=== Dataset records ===

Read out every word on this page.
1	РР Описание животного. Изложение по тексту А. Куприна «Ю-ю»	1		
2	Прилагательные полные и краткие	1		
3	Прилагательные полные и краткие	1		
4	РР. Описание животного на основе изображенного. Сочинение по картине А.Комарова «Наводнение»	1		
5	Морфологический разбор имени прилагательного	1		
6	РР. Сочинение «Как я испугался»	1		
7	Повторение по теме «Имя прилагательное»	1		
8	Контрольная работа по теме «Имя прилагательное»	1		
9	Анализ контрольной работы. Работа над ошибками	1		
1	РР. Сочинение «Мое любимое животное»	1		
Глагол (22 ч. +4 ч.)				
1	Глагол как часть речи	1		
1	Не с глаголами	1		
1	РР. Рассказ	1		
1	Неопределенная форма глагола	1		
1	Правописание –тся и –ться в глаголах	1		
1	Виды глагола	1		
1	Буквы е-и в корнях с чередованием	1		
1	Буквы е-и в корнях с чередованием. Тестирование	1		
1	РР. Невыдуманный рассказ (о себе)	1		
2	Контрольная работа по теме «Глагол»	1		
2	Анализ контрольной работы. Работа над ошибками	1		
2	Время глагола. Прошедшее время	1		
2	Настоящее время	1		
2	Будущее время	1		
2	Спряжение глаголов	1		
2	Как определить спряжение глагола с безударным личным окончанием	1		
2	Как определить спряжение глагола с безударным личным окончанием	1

=== Your instructions ===
Faithfully reproduce all of the records, character for character.

=== Final answer ===
Read out every word on this page.
1	РР Описание животного. Изложение по тексту А. Куприна «Ю-ю»	1		
2	Прилагательные полные и краткие	1		
3	Прилагательные полные и краткие	1		
4	РР. Описание животного на основе изображенного. Сочинение по картине А.Комарова «Наводнение»	1		
5	Морфологический разбор имени прилагательного	1		
6	РР. Сочинение «Как я испугался»	1		
7	Повторение по теме «Имя прилагательное»	1		
8	Контрольная работа по теме «Имя прилагательное»	1		
9	Анализ контрольной работы. Работа над ошибками	1		
1	РР. Сочинение «Мое любимое животное»	1		
Глагол (22 ч. +4 ч.)				
1	Глагол как часть речи	1		
1	Не с глаголами	1		
1	РР. Рассказ	1		
1	Неопределенная форма глагола	1		
1	Правописание –тся и –ться в глаголах	1		
1	Виды глагола	1		
1	Буквы е-и в корнях с чередованием	1		
1	Буквы е-и в корнях с чередованием. Тестирование	1		
1	РР. Невыдуманный рассказ (о себе)	1		
2	Контрольная работа по теме «Глагол»	1		
2	Анализ контрольной работы. Работа над ошибками	1		
2	Время глагола. Прошедшее время	1		
2	Настоящее время	1		
2	Будущее время	1		
2	Спряжение глаголов	1		
2	Как определить спряжение глагола с безударным личным окончанием	1		
2	Как определить спряжение глагола с безударным личным окончанием	1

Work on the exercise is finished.